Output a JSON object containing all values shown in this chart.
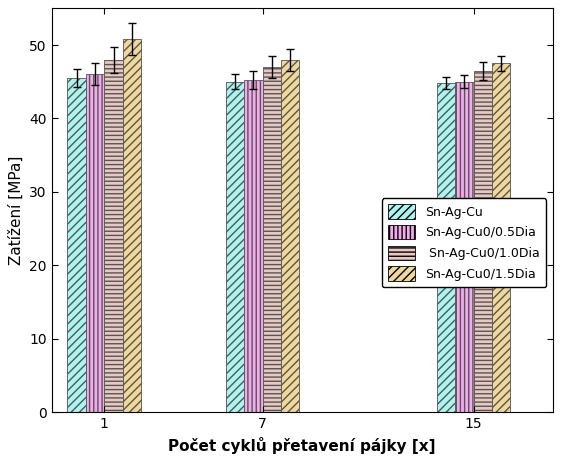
{
  "groups": [
    1,
    7,
    15
  ],
  "series": [
    {
      "label": "Sn-Ag-Cu",
      "values": [
        45.5,
        45.0,
        44.8
      ],
      "errors": [
        1.2,
        1.0,
        0.8
      ],
      "facecolor": "#aaf5f0",
      "edgecolor": "#555555",
      "hatch": "////"
    },
    {
      "label": "Sn-Ag-Cu0/0.5Dia",
      "values": [
        46.0,
        45.2,
        45.0
      ],
      "errors": [
        1.5,
        1.2,
        0.9
      ],
      "facecolor": "#f5aaee",
      "edgecolor": "#555555",
      "hatch": "||||"
    },
    {
      "label": " Sn-Ag-Cu0/1.0Dia",
      "values": [
        48.0,
        47.0,
        46.5
      ],
      "errors": [
        1.8,
        1.5,
        1.2
      ],
      "facecolor": "#e8c8c0",
      "edgecolor": "#555555",
      "hatch": "----"
    },
    {
      "label": "Sn-Ag-Cu0/1.5Dia",
      "values": [
        50.8,
        48.0,
        47.5
      ],
      "errors": [
        2.2,
        1.5,
        1.0
      ],
      "facecolor": "#f0d898",
      "edgecolor": "#555555",
      "hatch": "////"
    }
  ],
  "xlabel": "Počet cyklů přetavení pájky [x]",
  "ylabel": "Zatížení [MPa]",
  "ylim": [
    0,
    55
  ],
  "yticks": [
    0,
    10,
    20,
    30,
    40,
    50
  ],
  "bar_width": 0.7,
  "group_positions": [
    1,
    7,
    15
  ],
  "xlim": [
    -1,
    18
  ],
  "background_color": "#ffffff",
  "legend_fontsize": 9,
  "label_fontsize": 11
}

= = = = = = =

**Goal:** Reproduce the records verbatim, omitting all images they contain.

**Worked answer:**
Output a JSON object containing all values shown in this chart.
{
  "groups": [
    1,
    7,
    15
  ],
  "series": [
    {
      "label": "Sn-Ag-Cu",
      "values": [
        45.5,
        45.0,
        44.8
      ],
      "errors": [
        1.2,
        1.0,
        0.8
      ],
      "facecolor": "#aaf5f0",
      "edgecolor": "#555555",
      "hatch": "////"
    },
    {
      "label": "Sn-Ag-Cu0/0.5Dia",
      "values": [
        46.0,
        45.2,
        45.0
      ],
      "errors": [
        1.5,
        1.2,
        0.9
      ],
      "facecolor": "#f5aaee",
      "edgecolor": "#555555",
      "hatch": "||||"
    },
    {
      "label": " Sn-Ag-Cu0/1.0Dia",
      "values": [
        48.0,
        47.0,
        46.5
      ],
      "errors": [
        1.8,
        1.5,
        1.2
      ],
      "facecolor": "#e8c8c0",
      "edgecolor": "#555555",
      "hatch": "----"
    },
    {
      "label": "Sn-Ag-Cu0/1.5Dia",
      "values": [
        50.8,
        48.0,
        47.5
      ],
      "errors": [
        2.2,
        1.5,
        1.0
      ],
      "facecolor": "#f0d898",
      "edgecolor": "#555555",
      "hatch": "////"
    }
  ],
  "xlabel": "Počet cyklů přetavení pájky [x]",
  "ylabel": "Zatížení [MPa]",
  "ylim": [
    0,
    55
  ],
  "yticks": [
    0,
    10,
    20,
    30,
    40,
    50
  ],
  "bar_width": 0.7,
  "group_positions": [
    1,
    7,
    15
  ],
  "xlim": [
    -1,
    18
  ],
  "background_color": "#ffffff",
  "legend_fontsize": 9,
  "label_fontsize": 11
}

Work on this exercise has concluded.